* Figure collection entries
** start **

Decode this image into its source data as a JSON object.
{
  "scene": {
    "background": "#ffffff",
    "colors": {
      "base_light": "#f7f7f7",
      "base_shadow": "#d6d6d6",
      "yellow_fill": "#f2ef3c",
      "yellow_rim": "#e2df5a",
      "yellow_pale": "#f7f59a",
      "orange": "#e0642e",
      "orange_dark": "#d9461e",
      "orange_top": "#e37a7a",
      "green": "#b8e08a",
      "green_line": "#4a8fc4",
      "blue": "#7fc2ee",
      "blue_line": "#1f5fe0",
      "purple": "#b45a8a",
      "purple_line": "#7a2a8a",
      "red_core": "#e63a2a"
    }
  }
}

** end **

* SET PROBLEM
Word for word, extract all the records.

* ANSWER FOR THE TASK
Decode this image into its source data as a JSON object.
{
  "scene": {
    "background": "#ffffff",
    "colors": {
      "base_light": "#f7f7f7",
      "base_shadow": "#d6d6d6",
      "yellow_fill": "#f2ef3c",
      "yellow_rim": "#e2df5a",
      "yellow_pale": "#f7f59a",
      "orange": "#e0642e",
      "orange_dark": "#d9461e",
      "orange_top": "#e37a7a",
      "green": "#b8e08a",
      "green_line": "#4a8fc4",
      "blue": "#7fc2ee",
      "blue_line": "#1f5fe0",
      "purple": "#b45a8a",
      "purple_line": "#7a2a8a",
      "red_core": "#e63a2a"
    }
  }
}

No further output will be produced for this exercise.